What to work on |
Pull every "icon" line out of the data below.

Raw records |
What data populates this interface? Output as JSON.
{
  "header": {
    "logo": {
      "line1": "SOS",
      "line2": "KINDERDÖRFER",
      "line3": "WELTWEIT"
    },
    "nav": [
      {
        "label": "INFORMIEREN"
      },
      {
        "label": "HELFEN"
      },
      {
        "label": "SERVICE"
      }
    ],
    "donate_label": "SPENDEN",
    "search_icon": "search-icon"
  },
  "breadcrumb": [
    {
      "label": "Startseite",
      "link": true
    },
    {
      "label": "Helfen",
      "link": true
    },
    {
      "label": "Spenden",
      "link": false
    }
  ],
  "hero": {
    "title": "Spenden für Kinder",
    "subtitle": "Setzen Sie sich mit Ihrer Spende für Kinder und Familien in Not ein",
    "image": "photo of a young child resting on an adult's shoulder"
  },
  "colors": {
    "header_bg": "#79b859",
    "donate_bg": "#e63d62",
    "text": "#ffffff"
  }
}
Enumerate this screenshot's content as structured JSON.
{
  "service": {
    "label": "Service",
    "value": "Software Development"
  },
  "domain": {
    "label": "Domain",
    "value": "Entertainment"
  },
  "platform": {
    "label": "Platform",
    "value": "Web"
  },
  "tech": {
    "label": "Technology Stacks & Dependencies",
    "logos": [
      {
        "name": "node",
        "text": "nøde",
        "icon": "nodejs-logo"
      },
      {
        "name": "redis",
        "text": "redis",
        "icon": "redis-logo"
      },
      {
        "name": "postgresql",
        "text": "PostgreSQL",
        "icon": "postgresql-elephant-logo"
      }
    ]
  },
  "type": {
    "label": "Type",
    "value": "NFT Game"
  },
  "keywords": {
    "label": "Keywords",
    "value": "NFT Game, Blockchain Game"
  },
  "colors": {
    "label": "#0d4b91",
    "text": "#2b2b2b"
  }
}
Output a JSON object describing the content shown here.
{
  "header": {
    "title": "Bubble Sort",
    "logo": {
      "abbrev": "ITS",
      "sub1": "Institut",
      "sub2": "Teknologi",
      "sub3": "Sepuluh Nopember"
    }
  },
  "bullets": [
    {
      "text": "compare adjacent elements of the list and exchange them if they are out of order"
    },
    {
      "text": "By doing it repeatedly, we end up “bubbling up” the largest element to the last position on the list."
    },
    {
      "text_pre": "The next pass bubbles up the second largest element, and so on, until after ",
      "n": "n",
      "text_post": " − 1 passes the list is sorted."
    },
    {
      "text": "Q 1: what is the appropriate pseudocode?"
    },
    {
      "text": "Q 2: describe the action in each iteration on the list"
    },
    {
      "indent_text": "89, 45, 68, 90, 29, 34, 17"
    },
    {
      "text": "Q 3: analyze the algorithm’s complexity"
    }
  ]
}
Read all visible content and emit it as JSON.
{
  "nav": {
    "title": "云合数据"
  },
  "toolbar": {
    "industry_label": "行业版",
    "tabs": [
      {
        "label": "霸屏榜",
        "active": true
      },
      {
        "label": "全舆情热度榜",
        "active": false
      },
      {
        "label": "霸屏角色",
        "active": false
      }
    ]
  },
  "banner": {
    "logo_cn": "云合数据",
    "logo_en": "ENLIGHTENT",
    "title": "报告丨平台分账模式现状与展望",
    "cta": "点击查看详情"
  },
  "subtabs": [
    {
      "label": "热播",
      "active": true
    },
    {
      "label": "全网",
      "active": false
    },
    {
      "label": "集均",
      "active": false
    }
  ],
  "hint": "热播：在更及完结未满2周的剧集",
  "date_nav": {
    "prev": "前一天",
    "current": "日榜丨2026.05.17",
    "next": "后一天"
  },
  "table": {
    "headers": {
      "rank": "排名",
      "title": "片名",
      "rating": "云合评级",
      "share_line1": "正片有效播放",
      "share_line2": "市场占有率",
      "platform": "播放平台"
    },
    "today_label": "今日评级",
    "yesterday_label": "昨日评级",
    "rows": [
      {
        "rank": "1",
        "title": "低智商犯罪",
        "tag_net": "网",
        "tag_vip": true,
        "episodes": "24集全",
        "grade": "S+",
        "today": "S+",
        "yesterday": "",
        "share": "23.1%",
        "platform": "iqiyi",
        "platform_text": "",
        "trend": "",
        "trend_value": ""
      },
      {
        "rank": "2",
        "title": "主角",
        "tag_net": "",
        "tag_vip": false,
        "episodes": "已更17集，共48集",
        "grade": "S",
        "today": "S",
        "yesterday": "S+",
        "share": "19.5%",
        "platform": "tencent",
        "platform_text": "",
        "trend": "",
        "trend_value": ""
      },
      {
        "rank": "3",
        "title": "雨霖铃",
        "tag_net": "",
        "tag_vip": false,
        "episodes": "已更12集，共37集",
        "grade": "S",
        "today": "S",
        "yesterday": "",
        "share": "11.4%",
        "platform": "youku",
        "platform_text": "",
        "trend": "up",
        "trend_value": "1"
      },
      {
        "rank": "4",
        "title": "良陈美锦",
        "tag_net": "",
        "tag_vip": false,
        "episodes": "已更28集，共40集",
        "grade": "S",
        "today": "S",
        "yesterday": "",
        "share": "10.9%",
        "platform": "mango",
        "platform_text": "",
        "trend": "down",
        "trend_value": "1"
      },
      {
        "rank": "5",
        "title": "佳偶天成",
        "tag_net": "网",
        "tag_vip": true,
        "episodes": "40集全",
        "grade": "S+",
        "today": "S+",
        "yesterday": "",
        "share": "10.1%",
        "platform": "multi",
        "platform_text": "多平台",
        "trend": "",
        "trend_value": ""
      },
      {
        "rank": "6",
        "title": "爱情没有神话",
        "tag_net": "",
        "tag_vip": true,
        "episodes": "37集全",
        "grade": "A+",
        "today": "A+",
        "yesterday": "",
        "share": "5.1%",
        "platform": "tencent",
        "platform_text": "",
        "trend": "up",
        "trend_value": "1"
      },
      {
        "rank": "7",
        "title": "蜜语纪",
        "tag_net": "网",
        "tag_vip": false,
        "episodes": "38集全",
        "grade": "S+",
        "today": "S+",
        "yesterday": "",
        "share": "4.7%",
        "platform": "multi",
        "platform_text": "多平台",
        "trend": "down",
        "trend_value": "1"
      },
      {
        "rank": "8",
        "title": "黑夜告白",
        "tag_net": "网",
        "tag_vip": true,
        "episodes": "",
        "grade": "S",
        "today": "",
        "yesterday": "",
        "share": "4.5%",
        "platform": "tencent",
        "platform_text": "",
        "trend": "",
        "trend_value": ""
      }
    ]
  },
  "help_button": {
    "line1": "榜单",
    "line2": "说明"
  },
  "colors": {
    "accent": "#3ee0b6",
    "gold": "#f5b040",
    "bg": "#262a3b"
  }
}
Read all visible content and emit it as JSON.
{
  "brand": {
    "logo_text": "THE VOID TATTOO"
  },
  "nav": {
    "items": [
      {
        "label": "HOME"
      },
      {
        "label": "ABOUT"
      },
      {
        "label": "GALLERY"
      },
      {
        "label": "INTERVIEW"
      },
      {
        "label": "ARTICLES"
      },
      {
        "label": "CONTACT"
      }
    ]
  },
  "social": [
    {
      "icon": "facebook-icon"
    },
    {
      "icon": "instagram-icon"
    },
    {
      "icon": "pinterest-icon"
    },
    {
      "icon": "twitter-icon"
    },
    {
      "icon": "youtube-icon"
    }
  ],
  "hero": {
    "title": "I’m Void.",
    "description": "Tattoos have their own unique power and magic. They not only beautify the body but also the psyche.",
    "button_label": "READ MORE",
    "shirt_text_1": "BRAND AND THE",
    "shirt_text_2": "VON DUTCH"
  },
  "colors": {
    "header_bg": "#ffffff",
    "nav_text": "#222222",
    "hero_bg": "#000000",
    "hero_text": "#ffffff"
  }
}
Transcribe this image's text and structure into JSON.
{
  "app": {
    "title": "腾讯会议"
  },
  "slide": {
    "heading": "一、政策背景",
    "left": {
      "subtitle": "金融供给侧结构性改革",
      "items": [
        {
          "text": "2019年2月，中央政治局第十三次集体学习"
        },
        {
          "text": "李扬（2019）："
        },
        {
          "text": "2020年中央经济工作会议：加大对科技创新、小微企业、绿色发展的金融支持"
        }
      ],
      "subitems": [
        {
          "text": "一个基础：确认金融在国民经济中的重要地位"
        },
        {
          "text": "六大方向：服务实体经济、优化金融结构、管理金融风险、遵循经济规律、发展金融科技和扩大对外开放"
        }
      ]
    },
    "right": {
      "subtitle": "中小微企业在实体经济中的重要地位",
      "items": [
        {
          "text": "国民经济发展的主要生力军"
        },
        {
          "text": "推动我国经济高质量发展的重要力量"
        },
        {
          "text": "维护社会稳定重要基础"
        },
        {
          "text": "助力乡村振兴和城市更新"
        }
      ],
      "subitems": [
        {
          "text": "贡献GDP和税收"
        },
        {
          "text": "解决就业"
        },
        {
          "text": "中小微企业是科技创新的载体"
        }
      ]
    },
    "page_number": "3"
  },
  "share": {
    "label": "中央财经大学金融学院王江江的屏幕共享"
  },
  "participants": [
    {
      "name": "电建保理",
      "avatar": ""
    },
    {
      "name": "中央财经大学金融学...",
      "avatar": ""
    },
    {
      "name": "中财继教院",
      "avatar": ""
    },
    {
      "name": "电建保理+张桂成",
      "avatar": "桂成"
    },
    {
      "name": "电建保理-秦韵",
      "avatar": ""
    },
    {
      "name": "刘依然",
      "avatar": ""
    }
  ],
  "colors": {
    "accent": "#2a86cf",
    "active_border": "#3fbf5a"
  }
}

Answer in full |
    "search_icon": "search-icon"
        "icon": "nodejs-logo"
        "icon": "redis-logo"
        "icon": "postgresql-elephant-logo"
      "icon": "facebook-icon"
      "icon": "instagram-icon"
      "icon": "pinterest-icon"
      "icon": "twitter-icon"
      "icon": "youtube-icon"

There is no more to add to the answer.